— Required work —
Images do not belong in the copy. Retype all the entries below exactly.

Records
==========

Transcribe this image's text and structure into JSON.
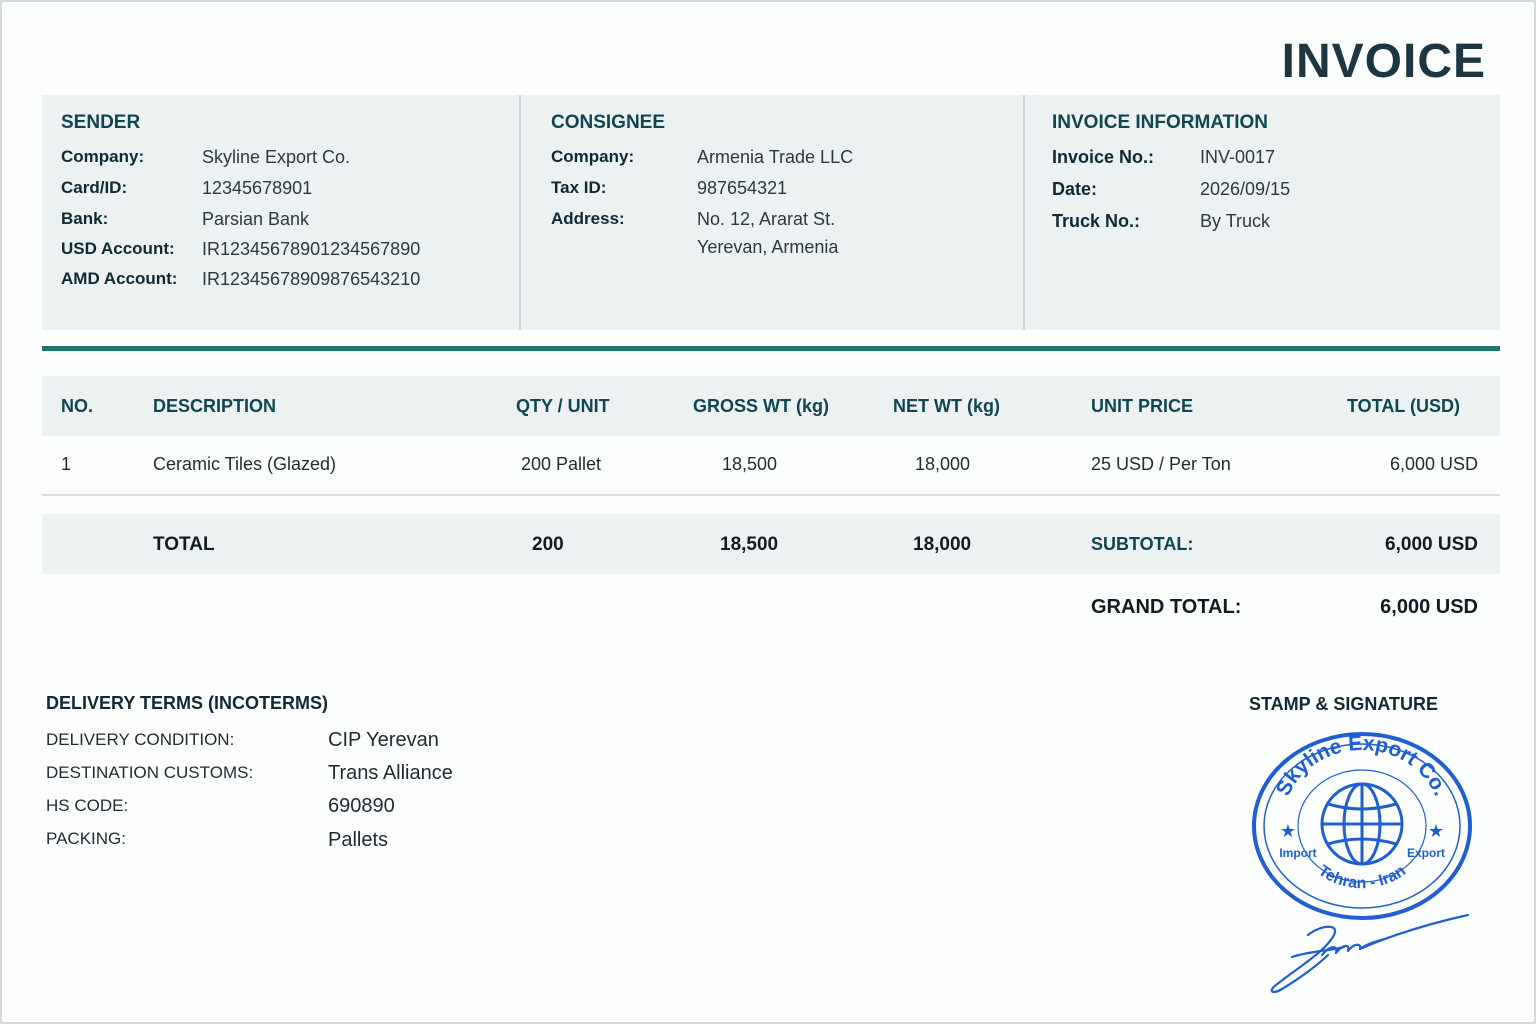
{
  "document": {
    "title": "INVOICE"
  },
  "sender": {
    "heading": "SENDER",
    "fields": [
      {
        "label": "Company:",
        "value": "Skyline Export Co."
      },
      {
        "label": "Card/ID:",
        "value": "12345678901"
      },
      {
        "label": "Bank:",
        "value": "Parsian Bank"
      },
      {
        "label": "USD Account:",
        "value": "IR12345678901234567890"
      },
      {
        "label": "AMD Account:",
        "value": "IR12345678909876543210"
      }
    ]
  },
  "consignee": {
    "heading": "CONSIGNEE",
    "fields": [
      {
        "label": "Company:",
        "value": "Armenia Trade LLC"
      },
      {
        "label": "Tax ID:",
        "value": "987654321"
      },
      {
        "label": "Address:",
        "value": "No. 12, Ararat St.",
        "value2": "Yerevan, Armenia"
      }
    ]
  },
  "invoice_info": {
    "heading": "INVOICE INFORMATION",
    "fields": [
      {
        "label": "Invoice No.:",
        "value": "INV-0017"
      },
      {
        "label": "Date:",
        "value": "2026/09/15"
      },
      {
        "label": "Truck No.:",
        "value": "By Truck"
      }
    ]
  },
  "table": {
    "headers": [
      "NO.",
      "DESCRIPTION",
      "QTY / UNIT",
      "GROSS WT (kg)",
      "NET WT (kg)",
      "UNIT PRICE",
      "TOTAL (USD)"
    ],
    "rows": [
      [
        "1",
        "Ceramic Tiles (Glazed)",
        "200 Pallet",
        "18,500",
        "18,000",
        "25 USD / Per Ton",
        "6,000 USD"
      ]
    ],
    "totals": {
      "label": "TOTAL",
      "qty": "200",
      "gross": "18,500",
      "net": "18,000",
      "subtotal_label": "SUBTOTAL:",
      "subtotal_value": "6,000 USD"
    },
    "grand_total": {
      "label": "GRAND TOTAL:",
      "value": "6,000 USD"
    }
  },
  "delivery_terms": {
    "heading": "DELIVERY TERMS (INCOTERMS)",
    "items": [
      {
        "label": "DELIVERY CONDITION:",
        "value": "CIP Yerevan"
      },
      {
        "label": "DESTINATION CUSTOMS:",
        "value": "Trans Alliance"
      },
      {
        "label": "HS CODE:",
        "value": "690890"
      },
      {
        "label": "PACKING:",
        "value": "Pallets"
      }
    ]
  },
  "stamp": {
    "heading": "STAMP & SIGNATURE",
    "top_text": "Skyline Export Co.",
    "left_text": "Import",
    "right_text": "Export",
    "bottom_text": "Tehran - Iran",
    "color": "#1f5fd1"
  },
  "colors": {
    "accent": "#1d7570",
    "panel": "#ecf1f2",
    "heading": "#0f4650"
  }
}
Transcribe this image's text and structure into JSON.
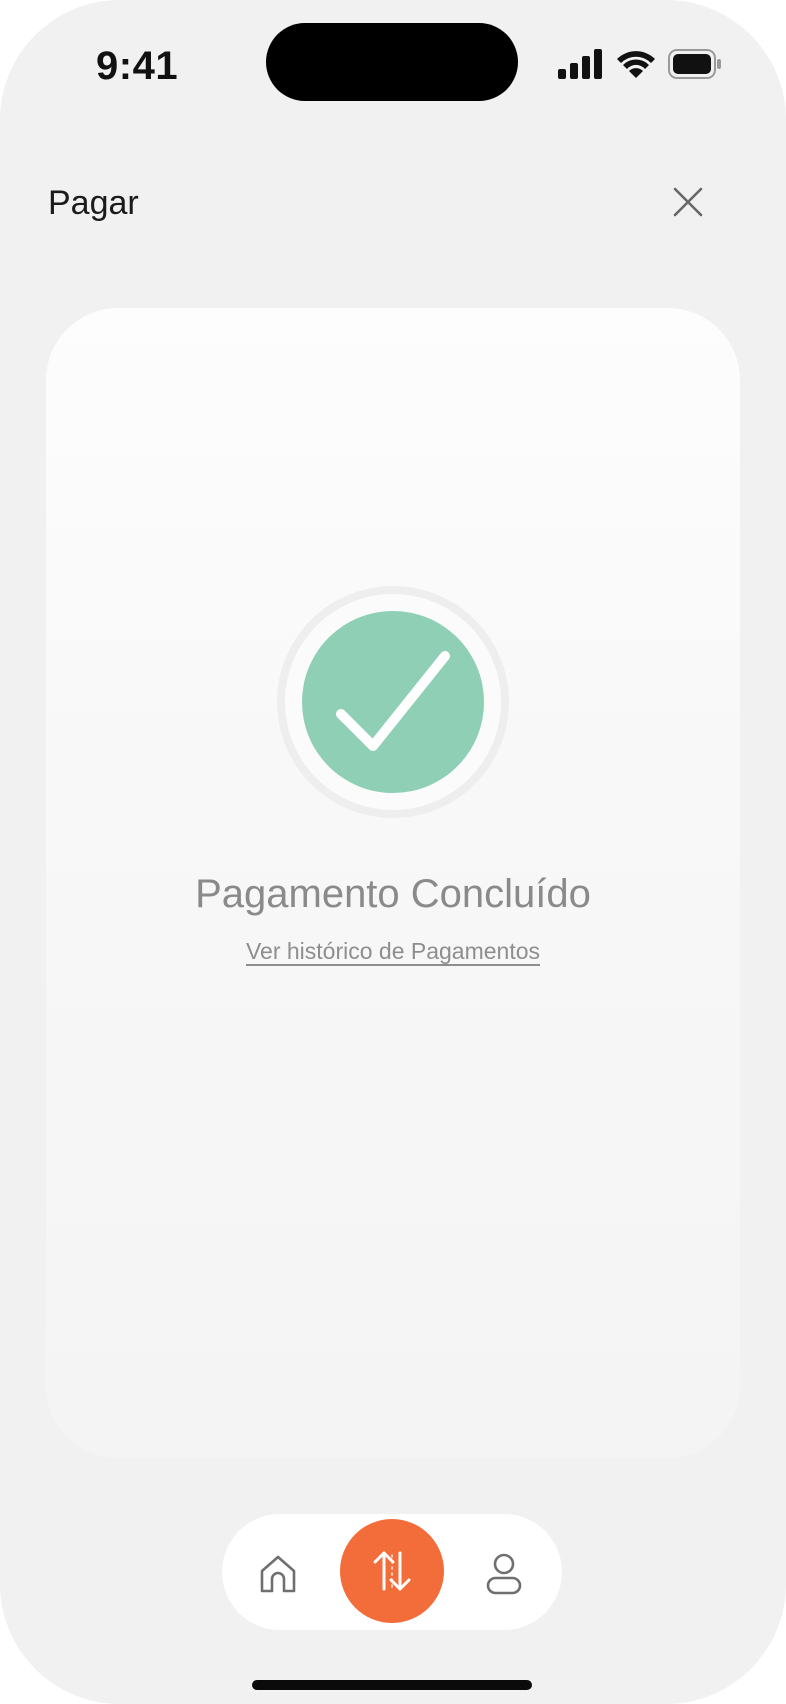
{
  "status_bar": {
    "time": "9:41",
    "icons": [
      "cellular-signal-icon",
      "wifi-icon",
      "battery-icon"
    ]
  },
  "header": {
    "title": "Pagar",
    "close_icon": "close-icon"
  },
  "result": {
    "icon": "check-circle-icon",
    "title": "Pagamento Concluído",
    "history_link": "Ver histórico de Pagamentos"
  },
  "bottom_nav": {
    "items": [
      {
        "icon": "home-icon",
        "active": false
      },
      {
        "icon": "transfer-arrows-icon",
        "active": true
      },
      {
        "icon": "profile-icon",
        "active": false
      }
    ]
  },
  "colors": {
    "accent": "#f36d3a",
    "success": "#8ecfb6",
    "background": "#f1f1f1"
  }
}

==========

— Solution to this exercise —
Transcribe this image's text and structure into JSON.
{
  "document": {
    "title": "INVOICE"
  },
  "sender": {
    "heading": "SENDER",
    "fields": [
      {
        "label": "Company:",
        "value": "Skyline Export Co."
      },
      {
        "label": "Card/ID:",
        "value": "12345678901"
      },
      {
        "label": "Bank:",
        "value": "Parsian Bank"
      },
      {
        "label": "USD Account:",
        "value": "IR12345678901234567890"
      },
      {
        "label": "AMD Account:",
        "value": "IR12345678909876543210"
      }
    ]
  },
  "consignee": {
    "heading": "CONSIGNEE",
    "fields": [
      {
        "label": "Company:",
        "value": "Armenia Trade LLC"
      },
      {
        "label": "Tax ID:",
        "value": "987654321"
      },
      {
        "label": "Address:",
        "value": "No. 12, Ararat St.",
        "value2": "Yerevan, Armenia"
      }
    ]
  },
  "invoice_info": {
    "heading": "INVOICE INFORMATION",
    "fields": [
      {
        "label": "Invoice No.:",
        "value": "INV-0017"
      },
      {
        "label": "Date:",
        "value": "2026/09/15"
      },
      {
        "label": "Truck No.:",
        "value": "By Truck"
      }
    ]
  },
  "table": {
    "headers": [
      "NO.",
      "DESCRIPTION",
      "QTY / UNIT",
      "GROSS WT (kg)",
      "NET WT (kg)",
      "UNIT PRICE",
      "TOTAL (USD)"
    ],
    "rows": [
      [
        "1",
        "Ceramic Tiles (Glazed)",
        "200 Pallet",
        "18,500",
        "18,000",
        "25 USD / Per Ton",
        "6,000 USD"
      ]
    ],
    "totals": {
      "label": "TOTAL",
      "qty": "200",
      "gross": "18,500",
      "net": "18,000",
      "subtotal_label": "SUBTOTAL:",
      "subtotal_value": "6,000 USD"
    },
    "grand_total": {
      "label": "GRAND TOTAL:",
      "value": "6,000 USD"
    }
  },
  "delivery_terms": {
    "heading": "DELIVERY TERMS (INCOTERMS)",
    "items": [
      {
        "label": "DELIVERY CONDITION:",
        "value": "CIP Yerevan"
      },
      {
        "label": "DESTINATION CUSTOMS:",
        "value": "Trans Alliance"
      },
      {
        "label": "HS CODE:",
        "value": "690890"
      },
      {
        "label": "PACKING:",
        "value": "Pallets"
      }
    ]
  },
  "stamp": {
    "heading": "STAMP & SIGNATURE",
    "top_text": "Skyline Export Co.",
    "left_text": "Import",
    "right_text": "Export",
    "bottom_text": "Tehran - Iran",
    "color": "#1f5fd1"
  },
  "colors": {
    "accent": "#1d7570",
    "panel": "#ecf1f2",
    "heading": "#0f4650"
  }
}
Transcribe this image's text and structure into JSON.
{
  "status_bar": {
    "time": "9:41",
    "icons": [
      "cellular-signal-icon",
      "wifi-icon",
      "battery-icon"
    ]
  },
  "header": {
    "title": "Pagar",
    "close_icon": "close-icon"
  },
  "result": {
    "icon": "check-circle-icon",
    "title": "Pagamento Concluído",
    "history_link": "Ver histórico de Pagamentos"
  },
  "bottom_nav": {
    "items": [
      {
        "icon": "home-icon",
        "active": false
      },
      {
        "icon": "transfer-arrows-icon",
        "active": true
      },
      {
        "icon": "profile-icon",
        "active": false
      }
    ]
  },
  "colors": {
    "accent": "#f36d3a",
    "success": "#8ecfb6",
    "background": "#f1f1f1"
  }
}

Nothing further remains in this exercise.